_AIM_
Extract all of the entries and set them down verbatim.

_SUPPLIED DATA_

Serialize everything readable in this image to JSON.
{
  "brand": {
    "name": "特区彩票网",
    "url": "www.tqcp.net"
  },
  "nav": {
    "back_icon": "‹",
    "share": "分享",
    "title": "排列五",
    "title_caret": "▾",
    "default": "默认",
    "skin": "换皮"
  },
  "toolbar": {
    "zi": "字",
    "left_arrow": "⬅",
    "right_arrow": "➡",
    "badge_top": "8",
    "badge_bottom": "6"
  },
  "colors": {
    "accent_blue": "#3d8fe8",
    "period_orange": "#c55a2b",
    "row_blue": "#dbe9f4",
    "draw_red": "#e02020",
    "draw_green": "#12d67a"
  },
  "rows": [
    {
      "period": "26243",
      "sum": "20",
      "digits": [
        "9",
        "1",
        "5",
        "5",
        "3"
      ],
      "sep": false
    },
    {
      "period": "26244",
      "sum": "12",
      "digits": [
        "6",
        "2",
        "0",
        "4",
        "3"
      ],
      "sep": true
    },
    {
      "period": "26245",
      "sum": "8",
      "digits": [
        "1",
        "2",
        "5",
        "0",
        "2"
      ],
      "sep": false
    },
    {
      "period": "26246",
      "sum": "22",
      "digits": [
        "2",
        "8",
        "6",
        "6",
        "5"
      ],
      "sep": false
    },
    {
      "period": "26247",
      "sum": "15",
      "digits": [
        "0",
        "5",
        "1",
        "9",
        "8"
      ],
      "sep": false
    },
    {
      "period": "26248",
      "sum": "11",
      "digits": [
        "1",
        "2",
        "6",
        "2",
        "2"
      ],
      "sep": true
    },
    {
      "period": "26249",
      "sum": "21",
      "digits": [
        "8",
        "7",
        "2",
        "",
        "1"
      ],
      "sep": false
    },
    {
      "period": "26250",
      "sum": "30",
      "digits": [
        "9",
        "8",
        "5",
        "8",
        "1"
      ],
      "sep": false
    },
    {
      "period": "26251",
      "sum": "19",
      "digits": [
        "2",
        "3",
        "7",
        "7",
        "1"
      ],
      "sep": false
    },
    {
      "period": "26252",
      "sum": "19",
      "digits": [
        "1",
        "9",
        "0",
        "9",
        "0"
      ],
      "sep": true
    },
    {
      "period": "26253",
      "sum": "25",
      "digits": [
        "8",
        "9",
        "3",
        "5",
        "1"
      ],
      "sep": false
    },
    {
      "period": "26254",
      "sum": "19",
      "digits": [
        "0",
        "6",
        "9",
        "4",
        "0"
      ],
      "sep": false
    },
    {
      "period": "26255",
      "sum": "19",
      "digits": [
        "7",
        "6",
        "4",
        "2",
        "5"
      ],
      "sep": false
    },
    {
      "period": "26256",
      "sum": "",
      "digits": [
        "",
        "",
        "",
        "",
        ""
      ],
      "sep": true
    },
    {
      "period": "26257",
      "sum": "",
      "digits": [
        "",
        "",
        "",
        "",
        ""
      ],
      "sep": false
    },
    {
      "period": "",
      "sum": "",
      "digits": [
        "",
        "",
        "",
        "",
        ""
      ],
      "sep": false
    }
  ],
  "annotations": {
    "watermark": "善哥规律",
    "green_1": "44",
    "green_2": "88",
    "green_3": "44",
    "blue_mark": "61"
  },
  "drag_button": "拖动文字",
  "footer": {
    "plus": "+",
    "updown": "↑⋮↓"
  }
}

_WORKED ANSWER_
Serialize everything readable in this image to JSON.
{
  "brand": {
    "name": "特区彩票网",
    "url": "www.tqcp.net"
  },
  "nav": {
    "back_icon": "‹",
    "share": "分享",
    "title": "排列五",
    "title_caret": "▾",
    "default": "默认",
    "skin": "换皮"
  },
  "toolbar": {
    "zi": "字",
    "left_arrow": "⬅",
    "right_arrow": "➡",
    "badge_top": "8",
    "badge_bottom": "6"
  },
  "colors": {
    "accent_blue": "#3d8fe8",
    "period_orange": "#c55a2b",
    "row_blue": "#dbe9f4",
    "draw_red": "#e02020",
    "draw_green": "#12d67a"
  },
  "rows": [
    {
      "period": "26243",
      "sum": "20",
      "digits": [
        "9",
        "1",
        "5",
        "5",
        "3"
      ],
      "sep": false
    },
    {
      "period": "26244",
      "sum": "12",
      "digits": [
        "6",
        "2",
        "0",
        "4",
        "3"
      ],
      "sep": true
    },
    {
      "period": "26245",
      "sum": "8",
      "digits": [
        "1",
        "2",
        "5",
        "0",
        "2"
      ],
      "sep": false
    },
    {
      "period": "26246",
      "sum": "22",
      "digits": [
        "2",
        "8",
        "6",
        "6",
        "5"
      ],
      "sep": false
    },
    {
      "period": "26247",
      "sum": "15",
      "digits": [
        "0",
        "5",
        "1",
        "9",
        "8"
      ],
      "sep": false
    },
    {
      "period": "26248",
      "sum": "11",
      "digits": [
        "1",
        "2",
        "6",
        "2",
        "2"
      ],
      "sep": true
    },
    {
      "period": "26249",
      "sum": "21",
      "digits": [
        "8",
        "7",
        "2",
        "",
        "1"
      ],
      "sep": false
    },
    {
      "period": "26250",
      "sum": "30",
      "digits": [
        "9",
        "8",
        "5",
        "8",
        "1"
      ],
      "sep": false
    },
    {
      "period": "26251",
      "sum": "19",
      "digits": [
        "2",
        "3",
        "7",
        "7",
        "1"
      ],
      "sep": false
    },
    {
      "period": "26252",
      "sum": "19",
      "digits": [
        "1",
        "9",
        "0",
        "9",
        "0"
      ],
      "sep": true
    },
    {
      "period": "26253",
      "sum": "25",
      "digits": [
        "8",
        "9",
        "3",
        "5",
        "1"
      ],
      "sep": false
    },
    {
      "period": "26254",
      "sum": "19",
      "digits": [
        "0",
        "6",
        "9",
        "4",
        "0"
      ],
      "sep": false
    },
    {
      "period": "26255",
      "sum": "19",
      "digits": [
        "7",
        "6",
        "4",
        "2",
        "5"
      ],
      "sep": false
    },
    {
      "period": "26256",
      "sum": "",
      "digits": [
        "",
        "",
        "",
        "",
        ""
      ],
      "sep": true
    },
    {
      "period": "26257",
      "sum": "",
      "digits": [
        "",
        "",
        "",
        "",
        ""
      ],
      "sep": false
    },
    {
      "period": "",
      "sum": "",
      "digits": [
        "",
        "",
        "",
        "",
        ""
      ],
      "sep": false
    }
  ],
  "annotations": {
    "watermark": "善哥规律",
    "green_1": "44",
    "green_2": "88",
    "green_3": "44",
    "blue_mark": "61"
  },
  "drag_button": "拖动文字",
  "footer": {
    "plus": "+",
    "updown": "↑⋮↓"
  }
}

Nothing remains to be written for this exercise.